• _TASK OBJECTIVE_:
Return the number of lines in which the word "StudentServerApplication" appears; add nothing else.

## START RECORDS

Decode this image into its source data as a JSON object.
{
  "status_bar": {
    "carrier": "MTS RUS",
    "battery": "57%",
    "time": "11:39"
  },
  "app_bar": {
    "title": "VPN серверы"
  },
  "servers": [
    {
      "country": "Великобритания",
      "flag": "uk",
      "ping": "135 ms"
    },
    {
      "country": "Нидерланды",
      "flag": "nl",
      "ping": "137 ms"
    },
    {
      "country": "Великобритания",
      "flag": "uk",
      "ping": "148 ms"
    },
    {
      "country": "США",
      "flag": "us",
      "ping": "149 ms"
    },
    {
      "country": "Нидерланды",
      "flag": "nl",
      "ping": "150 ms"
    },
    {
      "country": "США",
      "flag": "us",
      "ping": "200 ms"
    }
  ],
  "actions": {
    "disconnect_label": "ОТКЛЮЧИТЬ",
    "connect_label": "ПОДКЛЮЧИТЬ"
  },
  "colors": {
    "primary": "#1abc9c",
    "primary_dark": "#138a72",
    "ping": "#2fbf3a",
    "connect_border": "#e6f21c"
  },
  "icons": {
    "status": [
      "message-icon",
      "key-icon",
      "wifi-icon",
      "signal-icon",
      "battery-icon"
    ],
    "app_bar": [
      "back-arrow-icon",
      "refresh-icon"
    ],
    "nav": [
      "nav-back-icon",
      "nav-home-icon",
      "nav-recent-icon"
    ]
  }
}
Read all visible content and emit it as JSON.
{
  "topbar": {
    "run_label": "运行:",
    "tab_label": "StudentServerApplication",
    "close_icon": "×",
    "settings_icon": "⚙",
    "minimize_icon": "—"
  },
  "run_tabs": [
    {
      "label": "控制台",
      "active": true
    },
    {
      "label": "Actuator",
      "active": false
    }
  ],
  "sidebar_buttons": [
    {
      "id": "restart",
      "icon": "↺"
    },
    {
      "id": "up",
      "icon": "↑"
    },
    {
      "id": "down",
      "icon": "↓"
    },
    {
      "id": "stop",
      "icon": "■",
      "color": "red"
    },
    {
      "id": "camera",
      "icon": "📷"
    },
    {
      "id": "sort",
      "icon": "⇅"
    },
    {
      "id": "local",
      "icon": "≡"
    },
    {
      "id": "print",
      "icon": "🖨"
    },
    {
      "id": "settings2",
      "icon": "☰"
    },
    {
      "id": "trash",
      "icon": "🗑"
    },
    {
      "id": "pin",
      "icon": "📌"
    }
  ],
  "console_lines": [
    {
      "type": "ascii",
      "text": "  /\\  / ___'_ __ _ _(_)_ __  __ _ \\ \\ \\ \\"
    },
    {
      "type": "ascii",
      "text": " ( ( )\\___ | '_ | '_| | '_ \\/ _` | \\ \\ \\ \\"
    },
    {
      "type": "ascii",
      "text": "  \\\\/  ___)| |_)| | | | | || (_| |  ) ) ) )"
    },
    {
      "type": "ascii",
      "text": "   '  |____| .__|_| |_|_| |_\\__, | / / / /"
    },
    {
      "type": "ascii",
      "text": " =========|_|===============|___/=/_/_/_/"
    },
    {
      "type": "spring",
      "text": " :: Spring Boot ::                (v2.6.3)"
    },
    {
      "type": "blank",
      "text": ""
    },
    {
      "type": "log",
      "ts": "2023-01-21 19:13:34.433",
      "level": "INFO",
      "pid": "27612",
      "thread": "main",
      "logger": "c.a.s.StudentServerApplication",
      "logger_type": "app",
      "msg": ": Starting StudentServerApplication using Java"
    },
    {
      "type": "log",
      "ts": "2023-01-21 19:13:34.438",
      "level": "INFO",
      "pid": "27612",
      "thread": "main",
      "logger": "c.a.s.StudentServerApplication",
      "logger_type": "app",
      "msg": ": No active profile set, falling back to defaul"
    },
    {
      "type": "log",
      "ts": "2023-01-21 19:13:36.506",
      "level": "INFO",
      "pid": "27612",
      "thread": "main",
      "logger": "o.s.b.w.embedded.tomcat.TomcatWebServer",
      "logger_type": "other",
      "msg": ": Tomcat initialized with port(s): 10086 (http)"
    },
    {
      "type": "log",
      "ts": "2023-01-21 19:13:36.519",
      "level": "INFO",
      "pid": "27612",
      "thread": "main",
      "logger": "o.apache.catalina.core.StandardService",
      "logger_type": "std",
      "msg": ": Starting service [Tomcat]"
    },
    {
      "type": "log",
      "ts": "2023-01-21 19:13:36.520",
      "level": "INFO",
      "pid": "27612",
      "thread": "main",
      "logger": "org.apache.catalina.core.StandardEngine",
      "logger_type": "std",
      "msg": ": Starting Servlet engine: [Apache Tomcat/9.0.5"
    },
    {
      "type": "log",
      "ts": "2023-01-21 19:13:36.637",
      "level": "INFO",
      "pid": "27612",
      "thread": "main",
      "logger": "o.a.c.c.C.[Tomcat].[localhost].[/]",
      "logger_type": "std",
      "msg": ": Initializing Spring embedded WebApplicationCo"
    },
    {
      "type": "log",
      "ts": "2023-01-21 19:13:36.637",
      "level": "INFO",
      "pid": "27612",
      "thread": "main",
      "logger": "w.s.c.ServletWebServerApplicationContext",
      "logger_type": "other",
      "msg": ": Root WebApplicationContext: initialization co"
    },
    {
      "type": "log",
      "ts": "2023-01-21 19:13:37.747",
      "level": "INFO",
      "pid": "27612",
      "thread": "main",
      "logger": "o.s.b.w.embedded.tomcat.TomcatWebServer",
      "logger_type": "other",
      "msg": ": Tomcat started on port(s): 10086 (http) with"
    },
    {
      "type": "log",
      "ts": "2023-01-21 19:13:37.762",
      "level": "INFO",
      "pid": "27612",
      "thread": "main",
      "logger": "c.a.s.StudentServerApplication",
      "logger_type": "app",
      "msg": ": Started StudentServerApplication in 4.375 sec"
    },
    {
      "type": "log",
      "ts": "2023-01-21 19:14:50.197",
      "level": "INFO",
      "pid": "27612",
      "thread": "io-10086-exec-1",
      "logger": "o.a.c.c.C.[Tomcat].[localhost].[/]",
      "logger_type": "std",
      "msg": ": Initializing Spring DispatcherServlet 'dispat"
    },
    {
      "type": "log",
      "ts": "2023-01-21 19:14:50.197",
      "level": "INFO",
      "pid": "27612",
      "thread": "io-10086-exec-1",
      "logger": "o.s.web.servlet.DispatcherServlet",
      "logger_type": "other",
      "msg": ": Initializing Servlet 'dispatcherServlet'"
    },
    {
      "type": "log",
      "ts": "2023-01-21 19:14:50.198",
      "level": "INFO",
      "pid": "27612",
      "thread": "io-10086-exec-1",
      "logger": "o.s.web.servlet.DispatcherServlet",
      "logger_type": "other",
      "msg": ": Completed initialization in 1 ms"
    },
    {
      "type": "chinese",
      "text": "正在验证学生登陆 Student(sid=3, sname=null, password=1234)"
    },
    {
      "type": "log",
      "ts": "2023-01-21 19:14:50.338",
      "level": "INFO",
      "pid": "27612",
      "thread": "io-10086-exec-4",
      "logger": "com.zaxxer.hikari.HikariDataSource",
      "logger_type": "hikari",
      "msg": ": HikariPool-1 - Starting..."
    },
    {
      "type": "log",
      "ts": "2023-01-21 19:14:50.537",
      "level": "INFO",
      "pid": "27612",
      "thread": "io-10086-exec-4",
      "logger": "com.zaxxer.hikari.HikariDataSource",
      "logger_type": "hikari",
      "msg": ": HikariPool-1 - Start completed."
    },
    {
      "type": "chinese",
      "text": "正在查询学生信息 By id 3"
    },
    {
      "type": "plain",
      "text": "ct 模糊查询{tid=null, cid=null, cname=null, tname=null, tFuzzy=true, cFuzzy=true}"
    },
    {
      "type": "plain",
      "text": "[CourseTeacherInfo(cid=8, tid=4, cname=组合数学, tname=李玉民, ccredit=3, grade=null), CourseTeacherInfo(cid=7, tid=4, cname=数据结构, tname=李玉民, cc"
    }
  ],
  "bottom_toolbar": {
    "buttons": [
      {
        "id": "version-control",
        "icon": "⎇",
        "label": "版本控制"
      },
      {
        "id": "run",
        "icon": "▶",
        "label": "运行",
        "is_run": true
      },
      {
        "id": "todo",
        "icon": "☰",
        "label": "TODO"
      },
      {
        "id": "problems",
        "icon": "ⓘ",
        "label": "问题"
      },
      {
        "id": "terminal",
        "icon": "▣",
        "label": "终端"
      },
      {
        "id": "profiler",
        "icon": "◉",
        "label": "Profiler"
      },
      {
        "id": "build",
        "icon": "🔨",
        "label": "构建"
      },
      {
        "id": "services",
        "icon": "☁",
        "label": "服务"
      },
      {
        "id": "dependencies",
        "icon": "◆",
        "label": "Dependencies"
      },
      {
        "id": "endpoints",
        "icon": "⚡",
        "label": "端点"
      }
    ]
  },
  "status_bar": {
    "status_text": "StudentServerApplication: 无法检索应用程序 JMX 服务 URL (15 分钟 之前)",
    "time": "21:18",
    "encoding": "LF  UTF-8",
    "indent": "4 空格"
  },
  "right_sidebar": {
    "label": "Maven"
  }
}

## END RECORDS

• _TASK SOLUTION_:
7